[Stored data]
════

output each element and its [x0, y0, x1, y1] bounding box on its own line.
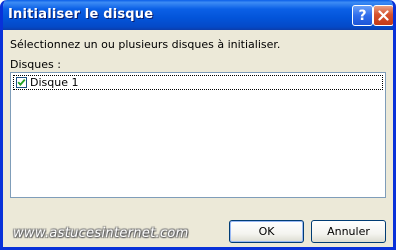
dialog-window: Initialiser le disque ? Sélectionnez un … — [0, 0, 396, 250]
instruction-text: Sélectionnez un ou plusieurs disques à i… — [10, 38, 281, 51]
disks-list[interactable]: Disque 1 — [10, 72, 386, 198]
dialog-body: Sélectionnez un ou plusieurs disques à i… — [3, 30, 393, 247]
list-item-disk-1[interactable]: Disque 1 — [13, 75, 383, 90]
ok-button[interactable]: OK — [229, 220, 304, 243]
cancel-button[interactable]: Annuler — [311, 220, 386, 243]
help-icon: ? — [358, 7, 367, 24]
disk-1-label: Disque 1 — [30, 76, 79, 89]
watermark-text: www.astucesinternet.com — [13, 226, 189, 241]
title-bar[interactable]: Initialiser le disque ? — [3, 0, 393, 30]
close-icon — [378, 10, 389, 21]
window-title: Initialiser le disque — [8, 7, 154, 22]
close-button[interactable] — [373, 5, 393, 26]
disk-1-checkbox[interactable] — [16, 77, 27, 88]
disks-label: Disques : — [10, 58, 61, 71]
help-button[interactable]: ? — [352, 5, 373, 26]
checkmark-icon — [17, 79, 26, 86]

════

GIVEN TASK:
Reproduce every line of the data above verbatim, omitting the picture.

FINAL ANSWER:
output each element and its [x0, y0, x1, y1] bounding box on its own line.
dialog-window: Initialiser le disque ? Sélectionnez un … — [0, 0, 396, 250]
instruction-text: Sélectionnez un ou plusieurs disques à i… — [10, 38, 281, 51]
disks-list[interactable]: Disque 1 — [10, 72, 386, 198]
dialog-body: Sélectionnez un ou plusieurs disques à i… — [3, 30, 393, 247]
list-item-disk-1[interactable]: Disque 1 — [13, 75, 383, 90]
ok-button[interactable]: OK — [229, 220, 304, 243]
cancel-button[interactable]: Annuler — [311, 220, 386, 243]
help-icon: ? — [358, 7, 367, 24]
disk-1-label: Disque 1 — [30, 76, 79, 89]
watermark-text: www.astucesinternet.com — [13, 226, 189, 241]
title-bar[interactable]: Initialiser le disque ? — [3, 0, 393, 30]
close-icon — [378, 10, 389, 21]
window-title: Initialiser le disque — [8, 7, 154, 22]
close-button[interactable] — [373, 5, 393, 26]
disk-1-checkbox[interactable] — [16, 77, 27, 88]
disks-label: Disques : — [10, 58, 61, 71]
help-button[interactable]: ? — [352, 5, 373, 26]
checkmark-icon — [17, 79, 26, 86]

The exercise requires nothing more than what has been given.